(The exercise)
Find every line with the word "text". Copy those lines.
━━━━━━━━━━━━━━━━━━━━━━━━━━━━━━
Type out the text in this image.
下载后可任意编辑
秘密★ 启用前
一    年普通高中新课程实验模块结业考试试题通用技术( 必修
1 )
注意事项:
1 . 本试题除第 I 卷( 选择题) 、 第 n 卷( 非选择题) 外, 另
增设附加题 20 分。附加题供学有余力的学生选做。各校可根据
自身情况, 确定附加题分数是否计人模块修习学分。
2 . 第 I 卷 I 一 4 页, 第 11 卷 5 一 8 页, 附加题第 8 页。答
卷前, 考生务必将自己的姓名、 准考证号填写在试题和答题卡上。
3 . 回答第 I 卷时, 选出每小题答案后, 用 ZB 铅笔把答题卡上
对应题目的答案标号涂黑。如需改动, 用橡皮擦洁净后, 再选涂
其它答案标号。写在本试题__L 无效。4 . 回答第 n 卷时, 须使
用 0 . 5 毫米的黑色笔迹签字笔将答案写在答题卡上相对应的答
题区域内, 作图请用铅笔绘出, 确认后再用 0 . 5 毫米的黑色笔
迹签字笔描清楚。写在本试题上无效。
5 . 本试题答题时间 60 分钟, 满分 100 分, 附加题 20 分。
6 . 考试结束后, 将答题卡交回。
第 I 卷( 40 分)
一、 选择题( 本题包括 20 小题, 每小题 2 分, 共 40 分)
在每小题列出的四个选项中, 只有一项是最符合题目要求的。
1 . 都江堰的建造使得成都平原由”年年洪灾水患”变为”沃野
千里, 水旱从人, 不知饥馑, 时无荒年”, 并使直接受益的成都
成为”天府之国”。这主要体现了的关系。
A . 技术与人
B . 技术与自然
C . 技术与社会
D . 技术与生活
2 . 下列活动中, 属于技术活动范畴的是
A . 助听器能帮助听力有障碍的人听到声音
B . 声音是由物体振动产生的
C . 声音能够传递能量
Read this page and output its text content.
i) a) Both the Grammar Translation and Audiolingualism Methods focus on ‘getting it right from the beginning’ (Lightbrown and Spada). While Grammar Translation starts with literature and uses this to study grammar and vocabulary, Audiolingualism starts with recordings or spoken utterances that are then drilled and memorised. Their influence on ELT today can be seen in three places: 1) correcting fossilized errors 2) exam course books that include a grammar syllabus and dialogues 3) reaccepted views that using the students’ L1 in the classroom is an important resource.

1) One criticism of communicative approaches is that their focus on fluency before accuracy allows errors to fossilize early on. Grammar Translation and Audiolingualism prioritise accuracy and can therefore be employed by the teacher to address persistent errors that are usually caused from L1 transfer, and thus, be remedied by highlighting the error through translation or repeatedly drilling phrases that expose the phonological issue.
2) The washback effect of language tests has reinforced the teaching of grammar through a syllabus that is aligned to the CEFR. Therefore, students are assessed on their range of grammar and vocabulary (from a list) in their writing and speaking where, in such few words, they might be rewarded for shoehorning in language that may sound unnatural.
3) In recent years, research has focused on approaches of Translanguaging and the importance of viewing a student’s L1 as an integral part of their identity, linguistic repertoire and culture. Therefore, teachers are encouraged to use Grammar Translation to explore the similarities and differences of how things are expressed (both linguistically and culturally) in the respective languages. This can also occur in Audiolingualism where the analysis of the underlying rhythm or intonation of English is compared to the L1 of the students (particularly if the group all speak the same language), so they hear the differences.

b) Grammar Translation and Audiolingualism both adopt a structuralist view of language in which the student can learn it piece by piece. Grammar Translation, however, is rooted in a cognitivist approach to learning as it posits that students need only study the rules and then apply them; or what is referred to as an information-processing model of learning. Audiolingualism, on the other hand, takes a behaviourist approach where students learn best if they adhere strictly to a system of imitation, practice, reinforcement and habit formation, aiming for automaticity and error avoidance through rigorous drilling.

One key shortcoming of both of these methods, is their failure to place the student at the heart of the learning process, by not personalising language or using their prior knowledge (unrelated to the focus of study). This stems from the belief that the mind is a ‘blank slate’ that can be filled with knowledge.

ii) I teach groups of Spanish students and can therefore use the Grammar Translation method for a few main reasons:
━━━━━━━━━━━━━━━━━━━━━━━━━━━━━━
(Written solution)
Type out the text in this image.
Read this page and output its text content.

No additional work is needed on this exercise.